■ Data records
[Begin]

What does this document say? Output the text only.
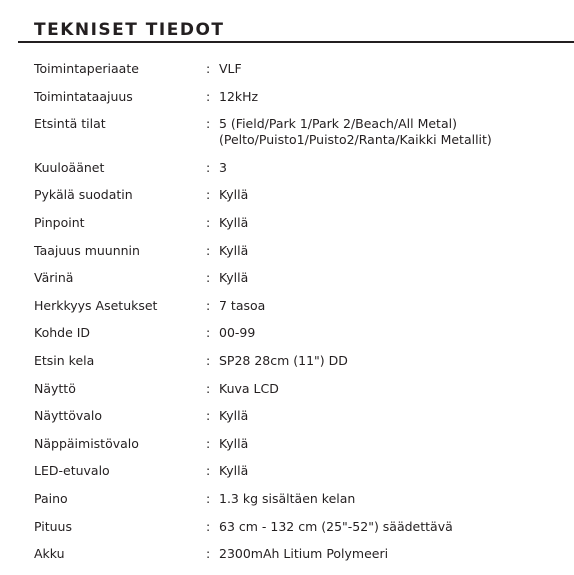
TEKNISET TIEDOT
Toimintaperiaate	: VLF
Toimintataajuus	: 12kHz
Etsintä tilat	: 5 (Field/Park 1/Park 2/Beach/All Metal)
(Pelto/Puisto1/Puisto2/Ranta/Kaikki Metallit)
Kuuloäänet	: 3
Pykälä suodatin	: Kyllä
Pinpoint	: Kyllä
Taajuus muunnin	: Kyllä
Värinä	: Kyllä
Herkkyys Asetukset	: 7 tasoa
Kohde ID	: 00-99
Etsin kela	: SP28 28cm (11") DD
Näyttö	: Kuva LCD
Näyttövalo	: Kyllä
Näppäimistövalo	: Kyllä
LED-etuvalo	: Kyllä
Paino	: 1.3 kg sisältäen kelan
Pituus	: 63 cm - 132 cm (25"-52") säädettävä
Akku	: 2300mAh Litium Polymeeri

[End]
[Begin]

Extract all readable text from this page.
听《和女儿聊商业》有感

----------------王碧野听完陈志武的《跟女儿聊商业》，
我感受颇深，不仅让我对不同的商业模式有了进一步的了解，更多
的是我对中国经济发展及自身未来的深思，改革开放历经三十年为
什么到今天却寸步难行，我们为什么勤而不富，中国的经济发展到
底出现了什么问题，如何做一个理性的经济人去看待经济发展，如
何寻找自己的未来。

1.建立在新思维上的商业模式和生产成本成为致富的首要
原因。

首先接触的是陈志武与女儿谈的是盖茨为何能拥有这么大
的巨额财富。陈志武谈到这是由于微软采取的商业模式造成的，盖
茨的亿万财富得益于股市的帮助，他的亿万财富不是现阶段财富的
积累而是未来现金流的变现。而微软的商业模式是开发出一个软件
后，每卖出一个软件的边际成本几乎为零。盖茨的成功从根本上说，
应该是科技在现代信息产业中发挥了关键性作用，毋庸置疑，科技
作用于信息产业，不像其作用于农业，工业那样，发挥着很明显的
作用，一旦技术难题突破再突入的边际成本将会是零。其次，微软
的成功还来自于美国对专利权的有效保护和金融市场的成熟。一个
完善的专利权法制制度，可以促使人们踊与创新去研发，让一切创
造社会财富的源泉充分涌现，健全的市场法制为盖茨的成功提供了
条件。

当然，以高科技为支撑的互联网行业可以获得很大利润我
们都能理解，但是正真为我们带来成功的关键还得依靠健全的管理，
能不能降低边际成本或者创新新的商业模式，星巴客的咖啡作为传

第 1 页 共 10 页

[End]

Look for the word "text" in every line of the listing and copy the lines that have it.

What does this document say? Output the text only.
Extract all readable text from this page.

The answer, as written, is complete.